DATA FOR THIS EXERCISE:
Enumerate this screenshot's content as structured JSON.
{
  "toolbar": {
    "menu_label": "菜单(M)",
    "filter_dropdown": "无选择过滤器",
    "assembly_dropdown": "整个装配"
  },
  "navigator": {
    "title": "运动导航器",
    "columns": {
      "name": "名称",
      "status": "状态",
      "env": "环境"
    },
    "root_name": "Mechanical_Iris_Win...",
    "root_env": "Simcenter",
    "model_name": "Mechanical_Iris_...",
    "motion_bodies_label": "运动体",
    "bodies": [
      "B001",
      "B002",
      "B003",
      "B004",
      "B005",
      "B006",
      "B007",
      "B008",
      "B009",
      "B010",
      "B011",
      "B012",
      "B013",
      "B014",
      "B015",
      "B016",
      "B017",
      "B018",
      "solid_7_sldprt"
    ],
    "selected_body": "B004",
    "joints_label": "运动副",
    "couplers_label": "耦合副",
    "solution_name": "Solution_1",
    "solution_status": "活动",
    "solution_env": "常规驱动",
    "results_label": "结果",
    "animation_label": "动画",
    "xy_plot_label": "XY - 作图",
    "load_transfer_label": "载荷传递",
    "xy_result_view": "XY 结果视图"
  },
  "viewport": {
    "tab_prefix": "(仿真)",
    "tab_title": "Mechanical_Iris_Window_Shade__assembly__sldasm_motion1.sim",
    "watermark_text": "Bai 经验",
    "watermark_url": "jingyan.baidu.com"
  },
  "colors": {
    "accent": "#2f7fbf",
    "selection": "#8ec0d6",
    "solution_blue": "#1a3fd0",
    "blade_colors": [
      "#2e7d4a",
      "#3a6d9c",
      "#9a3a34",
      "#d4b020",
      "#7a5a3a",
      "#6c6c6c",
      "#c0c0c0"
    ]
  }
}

WHAT NEEDS TO BE DONE: Extract each line from the listing above, please, and repeat it exactly.

SOLUTION FOR THIS EXERCISE:
Enumerate this screenshot's content as structured JSON.
{
  "toolbar": {
    "menu_label": "菜单(M)",
    "filter_dropdown": "无选择过滤器",
    "assembly_dropdown": "整个装配"
  },
  "navigator": {
    "title": "运动导航器",
    "columns": {
      "name": "名称",
      "status": "状态",
      "env": "环境"
    },
    "root_name": "Mechanical_Iris_Win...",
    "root_env": "Simcenter",
    "model_name": "Mechanical_Iris_...",
    "motion_bodies_label": "运动体",
    "bodies": [
      "B001",
      "B002",
      "B003",
      "B004",
      "B005",
      "B006",
      "B007",
      "B008",
      "B009",
      "B010",
      "B011",
      "B012",
      "B013",
      "B014",
      "B015",
      "B016",
      "B017",
      "B018",
      "solid_7_sldprt"
    ],
    "selected_body": "B004",
    "joints_label": "运动副",
    "couplers_label": "耦合副",
    "solution_name": "Solution_1",
    "solution_status": "活动",
    "solution_env": "常规驱动",
    "results_label": "结果",
    "animation_label": "动画",
    "xy_plot_label": "XY - 作图",
    "load_transfer_label": "载荷传递",
    "xy_result_view": "XY 结果视图"
  },
  "viewport": {
    "tab_prefix": "(仿真)",
    "tab_title": "Mechanical_Iris_Window_Shade__assembly__sldasm_motion1.sim",
    "watermark_text": "Bai 经验",
    "watermark_url": "jingyan.baidu.com"
  },
  "colors": {
    "accent": "#2f7fbf",
    "selection": "#8ec0d6",
    "solution_blue": "#1a3fd0",
    "blade_colors": [
      "#2e7d4a",
      "#3a6d9c",
      "#9a3a34",
      "#d4b020",
      "#7a5a3a",
      "#6c6c6c",
      "#c0c0c0"
    ]
  }
}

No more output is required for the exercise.